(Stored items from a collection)
(begin)

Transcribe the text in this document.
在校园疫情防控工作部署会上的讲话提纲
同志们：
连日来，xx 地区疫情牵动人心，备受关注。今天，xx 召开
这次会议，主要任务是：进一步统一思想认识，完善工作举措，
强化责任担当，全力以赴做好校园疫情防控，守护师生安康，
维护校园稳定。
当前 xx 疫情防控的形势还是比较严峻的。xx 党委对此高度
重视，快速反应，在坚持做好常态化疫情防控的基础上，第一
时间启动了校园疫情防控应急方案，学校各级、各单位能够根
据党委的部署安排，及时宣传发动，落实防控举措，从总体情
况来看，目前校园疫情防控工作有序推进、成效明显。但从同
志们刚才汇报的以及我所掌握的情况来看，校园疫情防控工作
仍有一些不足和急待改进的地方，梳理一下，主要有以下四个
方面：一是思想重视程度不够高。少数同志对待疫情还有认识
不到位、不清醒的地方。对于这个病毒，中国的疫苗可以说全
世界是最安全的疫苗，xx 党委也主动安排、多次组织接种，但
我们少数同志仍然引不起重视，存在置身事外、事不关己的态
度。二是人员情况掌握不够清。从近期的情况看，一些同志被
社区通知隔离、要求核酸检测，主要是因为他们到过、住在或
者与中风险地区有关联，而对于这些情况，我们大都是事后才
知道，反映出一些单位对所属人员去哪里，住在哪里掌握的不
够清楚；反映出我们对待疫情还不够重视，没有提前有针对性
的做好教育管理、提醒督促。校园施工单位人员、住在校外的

(end)

Problem description —
Write out the full listing exactly as given.

Full output —
Transcribe the text in this document.
在校园疫情防控工作部署会上的讲话提纲
同志们：
连日来，xx 地区疫情牵动人心，备受关注。今天，xx 召开
这次会议，主要任务是：进一步统一思想认识，完善工作举措，
强化责任担当，全力以赴做好校园疫情防控，守护师生安康，
维护校园稳定。
当前 xx 疫情防控的形势还是比较严峻的。xx 党委对此高度
重视，快速反应，在坚持做好常态化疫情防控的基础上，第一
时间启动了校园疫情防控应急方案，学校各级、各单位能够根
据党委的部署安排，及时宣传发动，落实防控举措，从总体情
况来看，目前校园疫情防控工作有序推进、成效明显。但从同
志们刚才汇报的以及我所掌握的情况来看，校园疫情防控工作
仍有一些不足和急待改进的地方，梳理一下，主要有以下四个
方面：一是思想重视程度不够高。少数同志对待疫情还有认识
不到位、不清醒的地方。对于这个病毒，中国的疫苗可以说全
世界是最安全的疫苗，xx 党委也主动安排、多次组织接种，但
我们少数同志仍然引不起重视，存在置身事外、事不关己的态
度。二是人员情况掌握不够清。从近期的情况看，一些同志被
社区通知隔离、要求核酸检测，主要是因为他们到过、住在或
者与中风险地区有关联，而对于这些情况，我们大都是事后才
知道，反映出一些单位对所属人员去哪里，住在哪里掌握的不
够清楚；反映出我们对待疫情还不够重视，没有提前有针对性
的做好教育管理、提醒督促。校园施工单位人员、住在校外的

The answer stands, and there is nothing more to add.